§ **READING PASSAGE**
━━━━

My company has been using it for the past year or so, and it seems quite
stable and useful as a SPARQL-based API.  Additionally, it is really useful
to have the same interface for local and remote connections, as it makes
unit testing a lot easier.

I have a two main things I would like to address before it is released, so
targeting a post Java 7 version of Jena makes sense:

1)  We are starting a new project that requires remote transactions, so
I've been working on a specification for extending the SPARQL HTTP protocol
to allow that.  Once I have a good draft of that, hopefully it won't be too
hard to implement in Fuseki2 (famous last words).

━━━━

§ **RECORD SET**
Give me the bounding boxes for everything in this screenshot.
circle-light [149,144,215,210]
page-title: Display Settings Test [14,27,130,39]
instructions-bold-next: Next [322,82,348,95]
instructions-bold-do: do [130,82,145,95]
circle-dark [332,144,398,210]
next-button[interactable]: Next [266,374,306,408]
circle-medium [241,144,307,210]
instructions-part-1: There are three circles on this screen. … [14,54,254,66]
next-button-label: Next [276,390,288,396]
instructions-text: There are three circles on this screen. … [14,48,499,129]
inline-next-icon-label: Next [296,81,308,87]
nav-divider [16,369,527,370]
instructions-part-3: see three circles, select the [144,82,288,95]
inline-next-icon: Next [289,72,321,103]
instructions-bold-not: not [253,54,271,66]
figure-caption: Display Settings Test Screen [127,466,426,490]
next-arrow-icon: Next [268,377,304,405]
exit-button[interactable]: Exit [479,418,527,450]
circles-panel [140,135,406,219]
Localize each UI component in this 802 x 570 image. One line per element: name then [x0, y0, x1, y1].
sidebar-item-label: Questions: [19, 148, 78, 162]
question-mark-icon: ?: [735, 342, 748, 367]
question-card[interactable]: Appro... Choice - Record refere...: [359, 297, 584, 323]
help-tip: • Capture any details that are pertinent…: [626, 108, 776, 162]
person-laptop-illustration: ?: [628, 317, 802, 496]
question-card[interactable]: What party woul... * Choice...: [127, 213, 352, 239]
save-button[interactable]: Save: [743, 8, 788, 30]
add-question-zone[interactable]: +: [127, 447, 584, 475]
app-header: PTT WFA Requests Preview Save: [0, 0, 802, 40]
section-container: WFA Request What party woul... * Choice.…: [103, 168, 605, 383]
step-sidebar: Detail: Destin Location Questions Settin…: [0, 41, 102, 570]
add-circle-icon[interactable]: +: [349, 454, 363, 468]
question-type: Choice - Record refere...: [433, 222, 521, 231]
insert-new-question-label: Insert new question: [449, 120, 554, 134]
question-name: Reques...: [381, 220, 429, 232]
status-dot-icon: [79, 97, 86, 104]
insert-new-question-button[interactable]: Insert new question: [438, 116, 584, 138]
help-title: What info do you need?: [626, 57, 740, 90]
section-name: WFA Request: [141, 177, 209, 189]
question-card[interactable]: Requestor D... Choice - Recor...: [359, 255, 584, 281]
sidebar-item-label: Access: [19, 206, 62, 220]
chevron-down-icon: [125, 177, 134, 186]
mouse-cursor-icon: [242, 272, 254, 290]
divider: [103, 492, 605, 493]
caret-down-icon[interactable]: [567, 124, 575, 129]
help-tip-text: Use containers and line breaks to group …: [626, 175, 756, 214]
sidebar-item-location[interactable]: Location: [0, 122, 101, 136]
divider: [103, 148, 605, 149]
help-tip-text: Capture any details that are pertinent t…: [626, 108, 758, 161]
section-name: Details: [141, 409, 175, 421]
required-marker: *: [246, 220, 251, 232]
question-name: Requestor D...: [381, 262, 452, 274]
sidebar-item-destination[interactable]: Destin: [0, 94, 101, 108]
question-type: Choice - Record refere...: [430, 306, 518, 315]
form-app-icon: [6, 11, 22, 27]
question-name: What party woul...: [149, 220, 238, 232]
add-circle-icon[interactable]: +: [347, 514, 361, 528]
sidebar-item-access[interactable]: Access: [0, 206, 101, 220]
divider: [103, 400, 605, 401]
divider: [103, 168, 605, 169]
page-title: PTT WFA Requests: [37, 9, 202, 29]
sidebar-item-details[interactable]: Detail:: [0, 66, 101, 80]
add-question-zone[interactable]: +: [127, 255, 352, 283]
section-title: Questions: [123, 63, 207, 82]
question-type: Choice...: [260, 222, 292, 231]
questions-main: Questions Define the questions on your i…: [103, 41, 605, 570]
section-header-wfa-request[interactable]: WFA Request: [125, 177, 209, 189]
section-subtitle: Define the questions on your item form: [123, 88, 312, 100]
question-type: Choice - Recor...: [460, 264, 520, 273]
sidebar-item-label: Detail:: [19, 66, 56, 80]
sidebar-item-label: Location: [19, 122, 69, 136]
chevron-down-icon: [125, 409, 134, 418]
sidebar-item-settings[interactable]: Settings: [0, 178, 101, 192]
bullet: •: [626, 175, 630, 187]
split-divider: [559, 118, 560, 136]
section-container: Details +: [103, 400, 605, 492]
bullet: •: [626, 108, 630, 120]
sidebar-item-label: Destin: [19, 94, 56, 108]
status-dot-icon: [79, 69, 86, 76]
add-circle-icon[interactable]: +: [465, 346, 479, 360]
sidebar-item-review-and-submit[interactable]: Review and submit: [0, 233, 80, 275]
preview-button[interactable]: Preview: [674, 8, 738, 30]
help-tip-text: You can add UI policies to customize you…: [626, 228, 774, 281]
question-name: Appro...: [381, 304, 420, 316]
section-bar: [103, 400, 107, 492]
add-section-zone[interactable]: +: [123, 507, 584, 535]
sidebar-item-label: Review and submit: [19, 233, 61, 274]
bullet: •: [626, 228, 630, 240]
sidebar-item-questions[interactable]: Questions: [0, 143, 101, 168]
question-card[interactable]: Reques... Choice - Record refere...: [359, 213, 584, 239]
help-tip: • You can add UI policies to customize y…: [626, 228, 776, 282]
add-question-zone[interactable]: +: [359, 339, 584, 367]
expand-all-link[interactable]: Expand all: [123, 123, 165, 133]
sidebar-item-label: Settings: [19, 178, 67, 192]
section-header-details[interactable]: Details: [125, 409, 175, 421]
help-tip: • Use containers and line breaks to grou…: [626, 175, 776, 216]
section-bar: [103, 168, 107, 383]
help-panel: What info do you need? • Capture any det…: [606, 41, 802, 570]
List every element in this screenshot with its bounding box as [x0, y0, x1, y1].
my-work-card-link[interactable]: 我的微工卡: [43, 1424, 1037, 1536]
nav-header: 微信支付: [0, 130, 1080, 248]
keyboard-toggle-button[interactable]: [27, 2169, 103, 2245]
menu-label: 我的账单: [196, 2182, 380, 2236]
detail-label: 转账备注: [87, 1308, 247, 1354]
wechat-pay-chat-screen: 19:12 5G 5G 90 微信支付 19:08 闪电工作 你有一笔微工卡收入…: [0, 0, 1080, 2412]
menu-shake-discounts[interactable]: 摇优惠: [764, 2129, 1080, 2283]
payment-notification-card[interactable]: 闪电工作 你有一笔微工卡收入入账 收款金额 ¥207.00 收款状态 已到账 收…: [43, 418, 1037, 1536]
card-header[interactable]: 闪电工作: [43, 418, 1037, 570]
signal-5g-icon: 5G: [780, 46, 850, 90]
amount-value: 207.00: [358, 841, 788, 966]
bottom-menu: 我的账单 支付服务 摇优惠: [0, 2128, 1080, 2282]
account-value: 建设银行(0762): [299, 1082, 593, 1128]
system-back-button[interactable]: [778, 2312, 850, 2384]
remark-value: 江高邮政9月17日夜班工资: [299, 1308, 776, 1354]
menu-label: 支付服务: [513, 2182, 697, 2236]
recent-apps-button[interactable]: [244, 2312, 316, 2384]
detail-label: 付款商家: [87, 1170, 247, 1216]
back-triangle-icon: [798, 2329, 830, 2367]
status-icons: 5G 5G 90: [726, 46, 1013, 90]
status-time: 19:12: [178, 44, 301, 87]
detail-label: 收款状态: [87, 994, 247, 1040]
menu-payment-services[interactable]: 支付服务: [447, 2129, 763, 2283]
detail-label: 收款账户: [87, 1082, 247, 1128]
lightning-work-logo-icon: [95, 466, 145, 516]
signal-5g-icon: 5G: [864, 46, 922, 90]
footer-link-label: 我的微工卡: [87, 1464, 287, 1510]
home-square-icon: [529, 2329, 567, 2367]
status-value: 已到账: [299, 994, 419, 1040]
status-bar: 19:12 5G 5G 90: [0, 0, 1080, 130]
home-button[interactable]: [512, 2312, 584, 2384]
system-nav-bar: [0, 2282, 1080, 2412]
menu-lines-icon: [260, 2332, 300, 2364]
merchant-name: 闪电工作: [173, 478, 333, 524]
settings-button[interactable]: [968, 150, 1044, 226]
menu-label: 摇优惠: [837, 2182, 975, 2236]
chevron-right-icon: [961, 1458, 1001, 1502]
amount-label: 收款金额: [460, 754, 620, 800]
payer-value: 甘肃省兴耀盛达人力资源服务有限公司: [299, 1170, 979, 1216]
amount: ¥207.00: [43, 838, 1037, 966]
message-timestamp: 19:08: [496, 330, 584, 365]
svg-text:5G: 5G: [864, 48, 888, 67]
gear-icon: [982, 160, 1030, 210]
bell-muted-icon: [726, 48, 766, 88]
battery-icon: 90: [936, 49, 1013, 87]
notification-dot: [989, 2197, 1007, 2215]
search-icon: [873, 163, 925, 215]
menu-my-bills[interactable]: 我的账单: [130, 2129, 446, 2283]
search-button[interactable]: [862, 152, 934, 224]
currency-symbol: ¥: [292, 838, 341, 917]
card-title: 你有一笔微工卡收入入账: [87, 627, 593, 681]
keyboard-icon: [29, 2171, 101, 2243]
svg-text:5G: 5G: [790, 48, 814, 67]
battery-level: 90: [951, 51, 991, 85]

━━━━

§ **TASKS TO CARRY OUT**
A. According to the Jena message, why is it useful to have the same interface for local and remote connections?
B. Copy everything in the Jena message from "I have a two" down to "(famous last words).", substituting "distributed transactions" for "remote transactions".

§ **RESULTS OF THE EXERCISE**
A. Having the same interface for local and remote connections is useful because it makes unit testing a lot easier.

B.
I have a two main things I would like to address before it is released, so
targeting a post Java 7 version of Jena makes sense:

1)  We are starting a new project that requires distributed transactions, so
I've been working on a specification for extending the SPARQL HTTP protocol
to allow that.  Once I have a good draft of that, hopefully it won't be too
hard to implement in Fuseki2 (famous last words).